-- WORK INSTRUCTIONS --
Output the material exactly, but drop every image it holds.

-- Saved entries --
- - -

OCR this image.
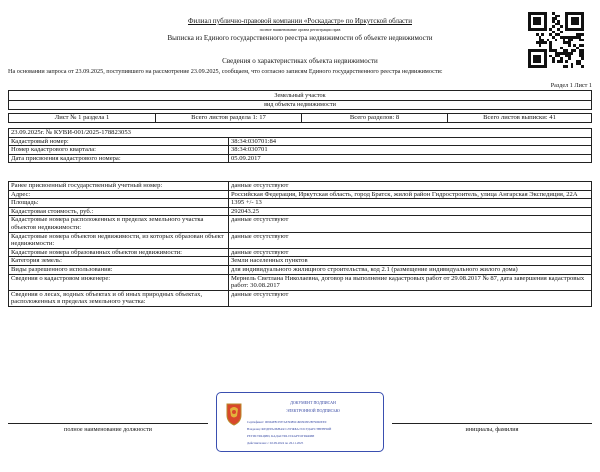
Филиал публично-правовой компании «Роскадастр» по Иркутской области
полное наименование органа регистрации прав
Выписка из Единого государственного реестра недвижимости об объекте недвижимости
Сведения о характеристиках объекта недвижимости
На основании запроса от 23.09.2025, поступившего на рассмотрение 23.09.2025, сообщаем, что согласно записям Единого государственного реестра недвижимости:
Раздел 1 Лист 1
Земельный участок
вид объекта недвижимости
Лист № 1 раздела 1	Всего листов раздела 1: 17	Всего разделов: 8	Всего листов выписки: 41
23.09.2025г. № КУВИ-001/2025-178823053
Кадастровый номер:	38:34:030701:84
Номер кадастрового квартала:	38:34:030701
Дата присвоения кадастрового номера:	05.09.2017
Ранее присвоенный государственный учетный номер:	данные отсутствуют
Адрес:	Российская Федерация, Иркутская область, город Братск, жилой район Гидростроитель, улица Ангарская Экспедиция, 22А
Площадь:	1395 +/- 13
Кадастровая стоимость, руб.:	292043.25
Кадастровые номера расположенных в пределах земельного участка объектов недвижимости:
данные отсутствуют
Кадастровые номера объектов недвижимости, из которых образован объект недвижимости:
данные отсутствуют
Кадастровые номера образованных объектов недвижимости:	данные отсутствуют
Категория земель:	Земли населенных пунктов
Виды разрешенного использования:	для индивидуального жилищного строительства, код 2.1 (размещение индивидуального жилого дома)
Сведения о кадастровом инженере:	Мернель Светлана Николаевна, договор на выполнение кадастровых работ от 29.08.2017 № 87, дата завершения кадастровых работ: 30.08.2017
Сведения о лесах, водных объектах и об иных природных объектах, расположенных в пределах земельного участка:
данные отсутствуют
полное наименование должности	инициалы, фамилия
ДОКУМЕНТ ПОДПИСАН
ЭЛЕКТРОННОЙ ПОДПИСЬЮ
Сертификат: 00964F8CE87AE5D89C4993D3E2B79060EE0
Владелец: ФЕДЕРАЛЬНАЯ СЛУЖБА ГОСУДАРСТВЕННОЙ
РЕГИСТРАЦИИ, КАДАСТРА И КАРТОГРАФИИ
Действителен: с 02.09.2024 по 26.11.2025
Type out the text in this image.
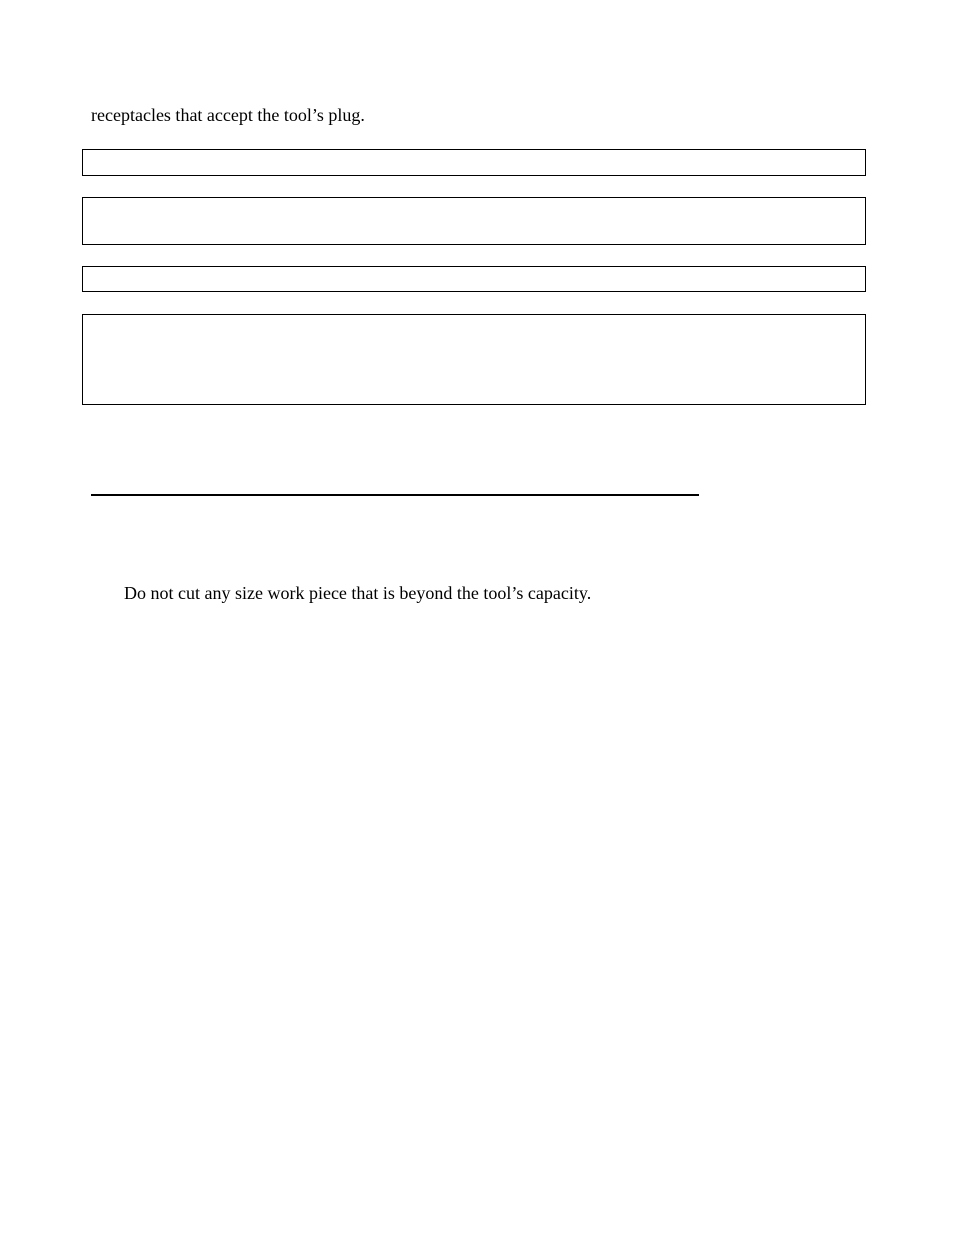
receptacles that accept the tool’s plug.
Do not cut any size work piece that is beyond the tool’s capacity.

- - -

-- EXERCISE RESPONSE --
OCR this image.
Филиал публично-правовой компании «Роскадастр» по Иркутской области
полное наименование органа регистрации прав
Выписка из Единого государственного реестра недвижимости об объекте недвижимости
Сведения о характеристиках объекта недвижимости
На основании запроса от 23.09.2025, поступившего на рассмотрение 23.09.2025, сообщаем, что согласно записям Единого государственного реестра недвижимости:
Раздел 1 Лист 1
Земельный участок
вид объекта недвижимости
Лист № 1 раздела 1	Всего листов раздела 1: 17	Всего разделов: 8	Всего листов выписки: 41
23.09.2025г. № КУВИ-001/2025-178823053
Кадастровый номер:	38:34:030701:84
Номер кадастрового квартала:	38:34:030701
Дата присвоения кадастрового номера:	05.09.2017
Ранее присвоенный государственный учетный номер:	данные отсутствуют
Адрес:	Российская Федерация, Иркутская область, город Братск, жилой район Гидростроитель, улица Ангарская Экспедиция, 22А
Площадь:	1395 +/- 13
Кадастровая стоимость, руб.:	292043.25
Кадастровые номера расположенных в пределах земельного участка объектов недвижимости:
данные отсутствуют
Кадастровые номера объектов недвижимости, из которых образован объект недвижимости:
данные отсутствуют
Кадастровые номера образованных объектов недвижимости:	данные отсутствуют
Категория земель:	Земли населенных пунктов
Виды разрешенного использования:	для индивидуального жилищного строительства, код 2.1 (размещение индивидуального жилого дома)
Сведения о кадастровом инженере:	Мернель Светлана Николаевна, договор на выполнение кадастровых работ от 29.08.2017 № 87, дата завершения кадастровых работ: 30.08.2017
Сведения о лесах, водных объектах и об иных природных объектах, расположенных в пределах земельного участка:
данные отсутствуют
полное наименование должности	инициалы, фамилия
ДОКУМЕНТ ПОДПИСАН
ЭЛЕКТРОННОЙ ПОДПИСЬЮ
Сертификат: 00964F8CE87AE5D89C4993D3E2B79060EE0
Владелец: ФЕДЕРАЛЬНАЯ СЛУЖБА ГОСУДАРСТВЕННОЙ
РЕГИСТРАЦИИ, КАДАСТРА И КАРТОГРАФИИ
Действителен: с 02.09.2024 по 26.11.2025
Type out the text in this image.
receptacles that accept the tool’s plug.
Do not cut any size work piece that is beyond the tool’s capacity.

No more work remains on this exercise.